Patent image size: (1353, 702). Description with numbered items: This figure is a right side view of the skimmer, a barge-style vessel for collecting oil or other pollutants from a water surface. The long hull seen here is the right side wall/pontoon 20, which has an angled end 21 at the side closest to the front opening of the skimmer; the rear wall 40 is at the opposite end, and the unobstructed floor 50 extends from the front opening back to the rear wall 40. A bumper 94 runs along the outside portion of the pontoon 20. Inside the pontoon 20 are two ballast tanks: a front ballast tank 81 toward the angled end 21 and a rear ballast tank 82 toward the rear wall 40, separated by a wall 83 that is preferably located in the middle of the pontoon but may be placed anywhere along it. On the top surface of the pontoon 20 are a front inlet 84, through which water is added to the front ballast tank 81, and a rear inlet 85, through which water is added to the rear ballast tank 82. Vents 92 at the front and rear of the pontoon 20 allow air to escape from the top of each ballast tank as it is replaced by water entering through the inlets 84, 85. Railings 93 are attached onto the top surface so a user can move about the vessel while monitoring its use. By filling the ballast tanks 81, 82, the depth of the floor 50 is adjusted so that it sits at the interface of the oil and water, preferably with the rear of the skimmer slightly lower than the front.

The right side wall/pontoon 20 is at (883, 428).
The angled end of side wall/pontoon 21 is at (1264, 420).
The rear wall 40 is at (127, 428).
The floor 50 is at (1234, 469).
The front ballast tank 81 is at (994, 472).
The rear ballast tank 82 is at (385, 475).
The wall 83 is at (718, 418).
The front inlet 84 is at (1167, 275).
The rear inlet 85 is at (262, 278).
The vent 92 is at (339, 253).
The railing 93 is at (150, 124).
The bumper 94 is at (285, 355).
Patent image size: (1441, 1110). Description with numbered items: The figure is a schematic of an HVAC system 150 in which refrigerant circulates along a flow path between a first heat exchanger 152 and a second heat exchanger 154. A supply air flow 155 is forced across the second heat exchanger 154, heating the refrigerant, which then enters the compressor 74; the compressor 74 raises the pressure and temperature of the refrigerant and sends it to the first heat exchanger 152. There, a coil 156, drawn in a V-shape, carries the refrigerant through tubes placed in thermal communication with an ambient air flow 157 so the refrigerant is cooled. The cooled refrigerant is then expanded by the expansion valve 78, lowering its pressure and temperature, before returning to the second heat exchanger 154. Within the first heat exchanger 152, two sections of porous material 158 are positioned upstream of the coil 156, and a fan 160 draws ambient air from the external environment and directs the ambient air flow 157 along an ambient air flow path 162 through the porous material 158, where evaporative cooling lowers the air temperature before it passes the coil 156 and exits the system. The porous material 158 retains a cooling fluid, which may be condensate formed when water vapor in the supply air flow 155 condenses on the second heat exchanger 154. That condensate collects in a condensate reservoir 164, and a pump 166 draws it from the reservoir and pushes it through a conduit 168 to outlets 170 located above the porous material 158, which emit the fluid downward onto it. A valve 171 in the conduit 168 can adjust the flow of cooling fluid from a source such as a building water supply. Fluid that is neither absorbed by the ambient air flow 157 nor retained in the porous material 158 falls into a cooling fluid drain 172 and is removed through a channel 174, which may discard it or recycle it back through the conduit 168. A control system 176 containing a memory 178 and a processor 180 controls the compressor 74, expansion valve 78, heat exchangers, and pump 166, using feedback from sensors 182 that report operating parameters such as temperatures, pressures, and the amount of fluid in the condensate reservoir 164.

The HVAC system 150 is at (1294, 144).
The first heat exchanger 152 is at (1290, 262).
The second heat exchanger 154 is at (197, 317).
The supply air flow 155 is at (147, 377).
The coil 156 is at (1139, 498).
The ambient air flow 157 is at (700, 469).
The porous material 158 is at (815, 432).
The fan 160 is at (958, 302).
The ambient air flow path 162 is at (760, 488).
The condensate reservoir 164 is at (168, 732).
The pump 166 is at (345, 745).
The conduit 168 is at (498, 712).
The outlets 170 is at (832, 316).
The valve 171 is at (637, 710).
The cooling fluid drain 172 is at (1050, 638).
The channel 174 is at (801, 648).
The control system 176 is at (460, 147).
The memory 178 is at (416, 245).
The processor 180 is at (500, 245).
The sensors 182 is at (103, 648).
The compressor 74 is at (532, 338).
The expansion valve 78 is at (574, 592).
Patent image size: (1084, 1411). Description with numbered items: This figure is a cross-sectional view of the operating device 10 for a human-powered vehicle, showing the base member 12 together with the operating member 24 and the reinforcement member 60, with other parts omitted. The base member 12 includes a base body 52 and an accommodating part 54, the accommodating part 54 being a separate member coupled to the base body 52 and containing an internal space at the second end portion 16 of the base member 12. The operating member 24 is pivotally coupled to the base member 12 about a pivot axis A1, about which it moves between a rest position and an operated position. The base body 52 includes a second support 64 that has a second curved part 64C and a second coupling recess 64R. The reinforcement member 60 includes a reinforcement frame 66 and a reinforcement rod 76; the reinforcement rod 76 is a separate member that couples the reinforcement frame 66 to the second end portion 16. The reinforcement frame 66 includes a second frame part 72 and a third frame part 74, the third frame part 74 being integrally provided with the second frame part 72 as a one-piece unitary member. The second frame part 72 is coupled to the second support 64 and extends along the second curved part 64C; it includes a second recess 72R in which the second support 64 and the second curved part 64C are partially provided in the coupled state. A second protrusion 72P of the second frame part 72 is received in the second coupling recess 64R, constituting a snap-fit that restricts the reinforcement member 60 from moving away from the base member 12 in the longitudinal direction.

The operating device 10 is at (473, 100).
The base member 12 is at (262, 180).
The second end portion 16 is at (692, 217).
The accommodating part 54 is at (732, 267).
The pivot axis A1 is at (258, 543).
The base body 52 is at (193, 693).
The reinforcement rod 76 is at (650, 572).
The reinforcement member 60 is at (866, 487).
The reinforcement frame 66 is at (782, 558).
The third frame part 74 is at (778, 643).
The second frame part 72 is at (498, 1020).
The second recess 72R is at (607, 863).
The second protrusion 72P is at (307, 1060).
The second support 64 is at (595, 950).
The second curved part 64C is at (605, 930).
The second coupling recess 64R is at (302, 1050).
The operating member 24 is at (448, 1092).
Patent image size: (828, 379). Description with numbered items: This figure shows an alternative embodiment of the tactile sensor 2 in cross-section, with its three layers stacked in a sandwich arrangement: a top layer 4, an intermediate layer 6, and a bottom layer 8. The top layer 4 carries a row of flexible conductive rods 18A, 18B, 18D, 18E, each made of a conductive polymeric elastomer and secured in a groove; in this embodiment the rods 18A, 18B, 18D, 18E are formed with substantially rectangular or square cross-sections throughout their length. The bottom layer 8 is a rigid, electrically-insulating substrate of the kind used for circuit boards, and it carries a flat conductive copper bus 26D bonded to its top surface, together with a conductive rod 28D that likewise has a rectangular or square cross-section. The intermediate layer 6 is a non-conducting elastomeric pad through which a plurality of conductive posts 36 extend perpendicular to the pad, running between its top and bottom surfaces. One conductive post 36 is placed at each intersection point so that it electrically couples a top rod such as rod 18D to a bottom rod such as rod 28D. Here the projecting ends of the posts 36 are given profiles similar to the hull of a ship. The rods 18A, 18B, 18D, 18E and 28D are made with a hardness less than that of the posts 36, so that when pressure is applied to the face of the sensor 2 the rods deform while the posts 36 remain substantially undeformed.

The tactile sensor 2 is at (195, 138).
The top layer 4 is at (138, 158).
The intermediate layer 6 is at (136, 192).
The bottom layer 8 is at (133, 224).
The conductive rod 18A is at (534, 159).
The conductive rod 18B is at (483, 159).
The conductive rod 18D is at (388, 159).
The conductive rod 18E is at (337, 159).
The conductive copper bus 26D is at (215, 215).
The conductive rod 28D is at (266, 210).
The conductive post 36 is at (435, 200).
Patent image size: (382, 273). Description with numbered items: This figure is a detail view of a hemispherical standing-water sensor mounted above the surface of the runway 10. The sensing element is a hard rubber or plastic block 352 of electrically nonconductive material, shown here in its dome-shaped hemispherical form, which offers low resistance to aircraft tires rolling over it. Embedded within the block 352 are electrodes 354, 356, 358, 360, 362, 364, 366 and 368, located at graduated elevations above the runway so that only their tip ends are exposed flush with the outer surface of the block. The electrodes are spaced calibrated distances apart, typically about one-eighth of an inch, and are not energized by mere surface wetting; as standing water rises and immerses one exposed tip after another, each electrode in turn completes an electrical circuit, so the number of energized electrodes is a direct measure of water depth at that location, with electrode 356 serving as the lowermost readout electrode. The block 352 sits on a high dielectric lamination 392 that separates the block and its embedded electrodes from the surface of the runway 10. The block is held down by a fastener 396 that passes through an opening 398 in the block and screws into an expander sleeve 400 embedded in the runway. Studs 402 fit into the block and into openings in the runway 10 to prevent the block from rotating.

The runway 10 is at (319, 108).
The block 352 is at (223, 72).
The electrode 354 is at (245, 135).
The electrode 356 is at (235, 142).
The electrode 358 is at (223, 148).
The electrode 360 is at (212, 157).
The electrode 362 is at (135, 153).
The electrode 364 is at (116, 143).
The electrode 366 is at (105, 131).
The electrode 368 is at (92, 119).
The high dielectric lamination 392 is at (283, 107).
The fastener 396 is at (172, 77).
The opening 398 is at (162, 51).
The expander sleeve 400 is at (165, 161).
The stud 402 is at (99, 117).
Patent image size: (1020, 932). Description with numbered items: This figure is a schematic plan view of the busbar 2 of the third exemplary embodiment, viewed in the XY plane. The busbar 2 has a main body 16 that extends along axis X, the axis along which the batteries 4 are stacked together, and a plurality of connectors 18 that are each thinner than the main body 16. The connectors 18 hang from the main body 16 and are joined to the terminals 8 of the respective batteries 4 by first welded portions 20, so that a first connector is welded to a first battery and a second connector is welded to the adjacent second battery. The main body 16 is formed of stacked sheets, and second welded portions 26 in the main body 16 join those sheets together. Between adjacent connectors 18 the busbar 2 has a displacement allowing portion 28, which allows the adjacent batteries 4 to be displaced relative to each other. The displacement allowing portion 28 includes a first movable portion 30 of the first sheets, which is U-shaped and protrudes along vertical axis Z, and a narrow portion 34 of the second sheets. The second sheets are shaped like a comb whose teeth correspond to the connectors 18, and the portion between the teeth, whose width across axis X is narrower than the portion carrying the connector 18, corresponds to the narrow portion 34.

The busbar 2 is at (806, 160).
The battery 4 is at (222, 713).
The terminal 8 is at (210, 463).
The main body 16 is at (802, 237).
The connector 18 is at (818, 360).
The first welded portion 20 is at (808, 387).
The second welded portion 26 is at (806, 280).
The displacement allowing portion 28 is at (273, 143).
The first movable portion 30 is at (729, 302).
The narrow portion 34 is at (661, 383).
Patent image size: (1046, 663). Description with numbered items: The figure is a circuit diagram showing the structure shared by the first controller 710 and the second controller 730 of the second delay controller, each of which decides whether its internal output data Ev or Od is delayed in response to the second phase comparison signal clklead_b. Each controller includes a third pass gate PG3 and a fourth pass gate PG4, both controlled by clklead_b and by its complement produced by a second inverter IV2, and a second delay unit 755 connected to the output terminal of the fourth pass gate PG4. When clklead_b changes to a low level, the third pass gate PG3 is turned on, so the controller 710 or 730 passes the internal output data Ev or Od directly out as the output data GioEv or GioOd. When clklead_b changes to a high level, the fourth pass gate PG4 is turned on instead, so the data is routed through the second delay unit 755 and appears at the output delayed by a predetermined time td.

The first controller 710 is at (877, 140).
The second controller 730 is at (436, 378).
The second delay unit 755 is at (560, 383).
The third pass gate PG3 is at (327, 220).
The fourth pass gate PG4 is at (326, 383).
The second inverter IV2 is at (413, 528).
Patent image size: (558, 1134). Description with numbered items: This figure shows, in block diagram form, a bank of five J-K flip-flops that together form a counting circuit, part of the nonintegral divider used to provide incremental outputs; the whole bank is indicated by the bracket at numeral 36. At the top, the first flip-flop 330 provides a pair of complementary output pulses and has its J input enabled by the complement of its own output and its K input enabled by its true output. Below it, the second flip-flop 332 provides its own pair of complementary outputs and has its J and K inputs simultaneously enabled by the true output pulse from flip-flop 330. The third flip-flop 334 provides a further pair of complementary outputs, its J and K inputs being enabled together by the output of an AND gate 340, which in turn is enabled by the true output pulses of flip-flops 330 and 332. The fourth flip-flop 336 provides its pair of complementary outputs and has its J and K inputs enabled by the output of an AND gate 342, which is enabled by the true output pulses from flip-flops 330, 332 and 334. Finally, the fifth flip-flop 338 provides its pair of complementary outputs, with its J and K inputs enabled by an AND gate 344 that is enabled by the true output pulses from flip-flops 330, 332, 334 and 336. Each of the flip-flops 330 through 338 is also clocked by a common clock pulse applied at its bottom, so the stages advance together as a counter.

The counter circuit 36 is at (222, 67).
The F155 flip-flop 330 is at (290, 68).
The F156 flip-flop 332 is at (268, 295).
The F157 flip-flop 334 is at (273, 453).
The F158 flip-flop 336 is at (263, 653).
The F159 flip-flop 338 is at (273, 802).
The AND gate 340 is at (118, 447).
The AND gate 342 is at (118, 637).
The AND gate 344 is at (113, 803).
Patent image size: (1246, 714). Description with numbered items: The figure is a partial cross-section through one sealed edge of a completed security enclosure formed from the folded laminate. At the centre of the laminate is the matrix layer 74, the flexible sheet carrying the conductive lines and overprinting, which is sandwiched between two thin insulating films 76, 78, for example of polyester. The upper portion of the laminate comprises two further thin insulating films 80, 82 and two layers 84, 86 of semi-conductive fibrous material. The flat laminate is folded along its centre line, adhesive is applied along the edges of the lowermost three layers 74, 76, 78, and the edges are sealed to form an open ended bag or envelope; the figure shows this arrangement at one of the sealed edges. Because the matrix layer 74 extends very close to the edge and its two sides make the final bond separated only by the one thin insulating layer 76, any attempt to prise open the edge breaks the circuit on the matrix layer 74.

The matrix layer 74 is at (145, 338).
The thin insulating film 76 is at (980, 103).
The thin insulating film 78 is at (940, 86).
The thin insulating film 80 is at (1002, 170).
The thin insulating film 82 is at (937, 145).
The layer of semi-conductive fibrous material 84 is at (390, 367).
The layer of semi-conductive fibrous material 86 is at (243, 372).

> [What is required]
Find every line in the material above that contains the word "inverter", and copy each of those lines.

> [Task result]
Patent image size: (1046, 663). Description with numbered items: The figure is a circuit diagram showing the structure shared by the first controller 710 and the second controller 730 of the second delay controller, each of which decides whether its internal output data Ev or Od is delayed in response to the second phase comparison signal clklead_b. Each controller includes a third pass gate PG3 and a fourth pass gate PG4, both controlled by clklead_b and by its complement produced by a second inverter IV2, and a second delay unit 755 connected to the output terminal of the fourth pass gate PG4. When clklead_b changes to a low level, the third pass gate PG3 is turned on, so the controller 710 or 730 passes the internal output data Ev or Od directly out as the output data GioEv or GioOd. When clklead_b changes to a high level, the fourth pass gate PG4 is turned on instead, so the data is routed through the second delay unit 755 and appears at the output delayed by a predetermined time td.
The second inverter IV2 is at (413, 528).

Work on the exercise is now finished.